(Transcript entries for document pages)

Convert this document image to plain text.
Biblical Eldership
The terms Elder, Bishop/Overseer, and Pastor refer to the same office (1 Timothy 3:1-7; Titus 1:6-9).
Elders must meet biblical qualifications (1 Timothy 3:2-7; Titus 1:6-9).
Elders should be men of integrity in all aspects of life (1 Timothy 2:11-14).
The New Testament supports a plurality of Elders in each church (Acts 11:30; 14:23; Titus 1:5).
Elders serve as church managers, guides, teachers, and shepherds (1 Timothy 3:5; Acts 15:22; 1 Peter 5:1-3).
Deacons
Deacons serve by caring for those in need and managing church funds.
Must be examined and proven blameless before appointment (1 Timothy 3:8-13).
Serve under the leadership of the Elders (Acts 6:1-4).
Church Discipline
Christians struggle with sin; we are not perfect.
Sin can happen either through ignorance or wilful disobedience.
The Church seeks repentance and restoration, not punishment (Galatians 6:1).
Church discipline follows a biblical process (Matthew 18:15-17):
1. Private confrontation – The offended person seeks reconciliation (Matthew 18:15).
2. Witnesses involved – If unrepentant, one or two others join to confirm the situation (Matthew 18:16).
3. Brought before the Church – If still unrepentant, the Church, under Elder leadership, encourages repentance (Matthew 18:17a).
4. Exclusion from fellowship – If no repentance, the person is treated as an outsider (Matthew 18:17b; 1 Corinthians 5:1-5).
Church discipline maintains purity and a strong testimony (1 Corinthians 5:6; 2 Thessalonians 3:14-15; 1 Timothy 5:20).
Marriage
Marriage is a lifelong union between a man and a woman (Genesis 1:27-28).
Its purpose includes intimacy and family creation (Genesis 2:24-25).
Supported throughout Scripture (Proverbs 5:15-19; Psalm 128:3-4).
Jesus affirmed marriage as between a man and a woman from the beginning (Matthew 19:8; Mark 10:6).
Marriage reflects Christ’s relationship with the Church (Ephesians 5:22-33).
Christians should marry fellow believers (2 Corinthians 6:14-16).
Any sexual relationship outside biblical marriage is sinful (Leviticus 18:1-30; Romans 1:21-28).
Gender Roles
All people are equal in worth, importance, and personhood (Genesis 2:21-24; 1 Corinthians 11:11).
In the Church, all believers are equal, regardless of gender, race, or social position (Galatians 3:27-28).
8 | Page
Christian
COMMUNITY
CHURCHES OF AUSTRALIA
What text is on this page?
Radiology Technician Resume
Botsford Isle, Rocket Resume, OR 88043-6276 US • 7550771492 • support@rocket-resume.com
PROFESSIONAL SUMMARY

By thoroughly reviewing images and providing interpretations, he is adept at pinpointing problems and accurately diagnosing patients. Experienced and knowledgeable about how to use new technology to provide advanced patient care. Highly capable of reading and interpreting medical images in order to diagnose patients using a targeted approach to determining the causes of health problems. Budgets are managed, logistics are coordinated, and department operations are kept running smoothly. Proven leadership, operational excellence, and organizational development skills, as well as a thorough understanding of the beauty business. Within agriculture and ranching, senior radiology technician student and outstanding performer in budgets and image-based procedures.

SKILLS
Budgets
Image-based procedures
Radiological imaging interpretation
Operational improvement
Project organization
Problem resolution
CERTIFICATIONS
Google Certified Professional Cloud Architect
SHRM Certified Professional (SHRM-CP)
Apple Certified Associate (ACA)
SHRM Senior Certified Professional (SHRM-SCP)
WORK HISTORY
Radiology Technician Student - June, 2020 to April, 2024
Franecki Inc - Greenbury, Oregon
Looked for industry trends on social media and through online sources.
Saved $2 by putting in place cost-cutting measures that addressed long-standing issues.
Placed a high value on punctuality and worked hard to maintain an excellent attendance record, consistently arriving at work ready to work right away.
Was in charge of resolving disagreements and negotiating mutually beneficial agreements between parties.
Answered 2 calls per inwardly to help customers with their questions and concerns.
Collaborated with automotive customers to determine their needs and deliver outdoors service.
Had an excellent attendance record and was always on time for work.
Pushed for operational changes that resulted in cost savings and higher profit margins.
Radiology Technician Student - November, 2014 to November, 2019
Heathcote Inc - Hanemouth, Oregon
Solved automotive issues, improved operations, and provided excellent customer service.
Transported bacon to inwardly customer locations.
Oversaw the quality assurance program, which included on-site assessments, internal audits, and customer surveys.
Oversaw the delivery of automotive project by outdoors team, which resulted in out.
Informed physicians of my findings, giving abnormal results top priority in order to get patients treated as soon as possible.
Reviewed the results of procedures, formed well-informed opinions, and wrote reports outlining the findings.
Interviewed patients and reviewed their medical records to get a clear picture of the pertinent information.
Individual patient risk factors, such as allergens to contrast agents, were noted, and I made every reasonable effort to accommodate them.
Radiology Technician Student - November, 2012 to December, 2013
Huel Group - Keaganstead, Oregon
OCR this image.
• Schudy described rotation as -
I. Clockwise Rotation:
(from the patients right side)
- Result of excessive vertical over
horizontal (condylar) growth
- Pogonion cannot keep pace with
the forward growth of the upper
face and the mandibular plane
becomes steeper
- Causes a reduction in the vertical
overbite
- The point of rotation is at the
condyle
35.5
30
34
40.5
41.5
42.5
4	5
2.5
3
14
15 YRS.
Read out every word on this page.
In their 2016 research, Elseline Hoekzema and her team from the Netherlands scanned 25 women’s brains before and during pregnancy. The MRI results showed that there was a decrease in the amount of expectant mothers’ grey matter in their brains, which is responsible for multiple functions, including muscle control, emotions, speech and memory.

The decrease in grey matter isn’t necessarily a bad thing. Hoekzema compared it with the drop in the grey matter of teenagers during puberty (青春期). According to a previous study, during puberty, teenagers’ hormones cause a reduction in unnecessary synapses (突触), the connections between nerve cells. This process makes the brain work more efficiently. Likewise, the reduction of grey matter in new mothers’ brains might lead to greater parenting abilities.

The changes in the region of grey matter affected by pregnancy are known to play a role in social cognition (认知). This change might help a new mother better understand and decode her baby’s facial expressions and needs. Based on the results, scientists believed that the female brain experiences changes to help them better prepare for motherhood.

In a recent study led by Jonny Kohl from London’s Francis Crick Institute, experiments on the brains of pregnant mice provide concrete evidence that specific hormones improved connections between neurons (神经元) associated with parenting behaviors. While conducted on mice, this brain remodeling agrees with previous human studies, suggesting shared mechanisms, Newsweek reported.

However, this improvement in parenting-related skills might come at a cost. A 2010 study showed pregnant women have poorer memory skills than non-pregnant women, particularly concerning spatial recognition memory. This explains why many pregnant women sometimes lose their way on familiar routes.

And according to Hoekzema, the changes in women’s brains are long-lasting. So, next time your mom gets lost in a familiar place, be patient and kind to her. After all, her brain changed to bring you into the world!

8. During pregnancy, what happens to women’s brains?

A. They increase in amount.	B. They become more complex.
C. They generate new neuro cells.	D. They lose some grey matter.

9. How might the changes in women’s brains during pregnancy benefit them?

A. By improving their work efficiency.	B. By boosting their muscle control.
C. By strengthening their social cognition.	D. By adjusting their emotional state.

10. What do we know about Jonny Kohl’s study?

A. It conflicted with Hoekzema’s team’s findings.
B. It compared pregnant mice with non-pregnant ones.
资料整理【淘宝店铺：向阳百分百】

● **The problem**
What's wanted here is every record, retyped exactly as shown above.

● **Solution below**
Convert this document image to plain text.
Biblical Eldership
The terms Elder, Bishop/Overseer, and Pastor refer to the same office (1 Timothy 3:1-7; Titus 1:6-9).
Elders must meet biblical qualifications (1 Timothy 3:2-7; Titus 1:6-9).
Elders should be men of integrity in all aspects of life (1 Timothy 2:11-14).
The New Testament supports a plurality of Elders in each church (Acts 11:30; 14:23; Titus 1:5).
Elders serve as church managers, guides, teachers, and shepherds (1 Timothy 3:5; Acts 15:22; 1 Peter 5:1-3).
Deacons
Deacons serve by caring for those in need and managing church funds.
Must be examined and proven blameless before appointment (1 Timothy 3:8-13).
Serve under the leadership of the Elders (Acts 6:1-4).
Church Discipline
Christians struggle with sin; we are not perfect.
Sin can happen either through ignorance or wilful disobedience.
The Church seeks repentance and restoration, not punishment (Galatians 6:1).
Church discipline follows a biblical process (Matthew 18:15-17):
1. Private confrontation – The offended person seeks reconciliation (Matthew 18:15).
2. Witnesses involved – If unrepentant, one or two others join to confirm the situation (Matthew 18:16).
3. Brought before the Church – If still unrepentant, the Church, under Elder leadership, encourages repentance (Matthew 18:17a).
4. Exclusion from fellowship – If no repentance, the person is treated as an outsider (Matthew 18:17b; 1 Corinthians 5:1-5).
Church discipline maintains purity and a strong testimony (1 Corinthians 5:6; 2 Thessalonians 3:14-15; 1 Timothy 5:20).
Marriage
Marriage is a lifelong union between a man and a woman (Genesis 1:27-28).
Its purpose includes intimacy and family creation (Genesis 2:24-25).
Supported throughout Scripture (Proverbs 5:15-19; Psalm 128:3-4).
Jesus affirmed marriage as between a man and a woman from the beginning (Matthew 19:8; Mark 10:6).
Marriage reflects Christ’s relationship with the Church (Ephesians 5:22-33).
Christians should marry fellow believers (2 Corinthians 6:14-16).
Any sexual relationship outside biblical marriage is sinful (Leviticus 18:1-30; Romans 1:21-28).
Gender Roles
All people are equal in worth, importance, and personhood (Genesis 2:21-24; 1 Corinthians 11:11).
In the Church, all believers are equal, regardless of gender, race, or social position (Galatians 3:27-28).
8 | Page
Christian
COMMUNITY
CHURCHES OF AUSTRALIA
What text is on this page?
Radiology Technician Resume
Botsford Isle, Rocket Resume, OR 88043-6276 US • 7550771492 • support@rocket-resume.com
PROFESSIONAL SUMMARY

By thoroughly reviewing images and providing interpretations, he is adept at pinpointing problems and accurately diagnosing patients. Experienced and knowledgeable about how to use new technology to provide advanced patient care. Highly capable of reading and interpreting medical images in order to diagnose patients using a targeted approach to determining the causes of health problems. Budgets are managed, logistics are coordinated, and department operations are kept running smoothly. Proven leadership, operational excellence, and organizational development skills, as well as a thorough understanding of the beauty business. Within agriculture and ranching, senior radiology technician student and outstanding performer in budgets and image-based procedures.

SKILLS
Budgets
Image-based procedures
Radiological imaging interpretation
Operational improvement
Project organization
Problem resolution
CERTIFICATIONS
Google Certified Professional Cloud Architect
SHRM Certified Professional (SHRM-CP)
Apple Certified Associate (ACA)
SHRM Senior Certified Professional (SHRM-SCP)
WORK HISTORY
Radiology Technician Student - June, 2020 to April, 2024
Franecki Inc - Greenbury, Oregon
Looked for industry trends on social media and through online sources.
Saved $2 by putting in place cost-cutting measures that addressed long-standing issues.
Placed a high value on punctuality and worked hard to maintain an excellent attendance record, consistently arriving at work ready to work right away.
Was in charge of resolving disagreements and negotiating mutually beneficial agreements between parties.
Answered 2 calls per inwardly to help customers with their questions and concerns.
Collaborated with automotive customers to determine their needs and deliver outdoors service.
Had an excellent attendance record and was always on time for work.
Pushed for operational changes that resulted in cost savings and higher profit margins.
Radiology Technician Student - November, 2014 to November, 2019
Heathcote Inc - Hanemouth, Oregon
Solved automotive issues, improved operations, and provided excellent customer service.
Transported bacon to inwardly customer locations.
Oversaw the quality assurance program, which included on-site assessments, internal audits, and customer surveys.
Oversaw the delivery of automotive project by outdoors team, which resulted in out.
Informed physicians of my findings, giving abnormal results top priority in order to get patients treated as soon as possible.
Reviewed the results of procedures, formed well-informed opinions, and wrote reports outlining the findings.
Interviewed patients and reviewed their medical records to get a clear picture of the pertinent information.
Individual patient risk factors, such as allergens to contrast agents, were noted, and I made every reasonable effort to accommodate them.
Radiology Technician Student - November, 2012 to December, 2013
Huel Group - Keaganstead, Oregon
OCR this image.
• Schudy described rotation as -
I. Clockwise Rotation:
(from the patients right side)
- Result of excessive vertical over
horizontal (condylar) growth
- Pogonion cannot keep pace with
the forward growth of the upper
face and the mandibular plane
becomes steeper
- Causes a reduction in the vertical
overbite
- The point of rotation is at the
condyle
35.5
30
34
40.5
41.5
42.5
4	5
2.5
3
14
15 YRS.
Read out every word on this page.
In their 2016 research, Elseline Hoekzema and her team from the Netherlands scanned 25 women’s brains before and during pregnancy. The MRI results showed that there was a decrease in the amount of expectant mothers’ grey matter in their brains, which is responsible for multiple functions, including muscle control, emotions, speech and memory.

The decrease in grey matter isn’t necessarily a bad thing. Hoekzema compared it with the drop in the grey matter of teenagers during puberty (青春期). According to a previous study, during puberty, teenagers’ hormones cause a reduction in unnecessary synapses (突触), the connections between nerve cells. This process makes the brain work more efficiently. Likewise, the reduction of grey matter in new mothers’ brains might lead to greater parenting abilities.

The changes in the region of grey matter affected by pregnancy are known to play a role in social cognition (认知). This change might help a new mother better understand and decode her baby’s facial expressions and needs. Based on the results, scientists believed that the female brain experiences changes to help them better prepare for motherhood.

In a recent study led by Jonny Kohl from London’s Francis Crick Institute, experiments on the brains of pregnant mice provide concrete evidence that specific hormones improved connections between neurons (神经元) associated with parenting behaviors. While conducted on mice, this brain remodeling agrees with previous human studies, suggesting shared mechanisms, Newsweek reported.

However, this improvement in parenting-related skills might come at a cost. A 2010 study showed pregnant women have poorer memory skills than non-pregnant women, particularly concerning spatial recognition memory. This explains why many pregnant women sometimes lose their way on familiar routes.

And according to Hoekzema, the changes in women’s brains are long-lasting. So, next time your mom gets lost in a familiar place, be patient and kind to her. After all, her brain changed to bring you into the world!

8. During pregnancy, what happens to women’s brains?

A. They increase in amount.	B. They become more complex.
C. They generate new neuro cells.	D. They lose some grey matter.

9. How might the changes in women’s brains during pregnancy benefit them?

A. By improving their work efficiency.	B. By boosting their muscle control.
C. By strengthening their social cognition.	D. By adjusting their emotional state.

10. What do we know about Jonny Kohl’s study?

A. It conflicted with Hoekzema’s team’s findings.
B. It compared pregnant mice with non-pregnant ones.
资料整理【淘宝店铺：向阳百分百】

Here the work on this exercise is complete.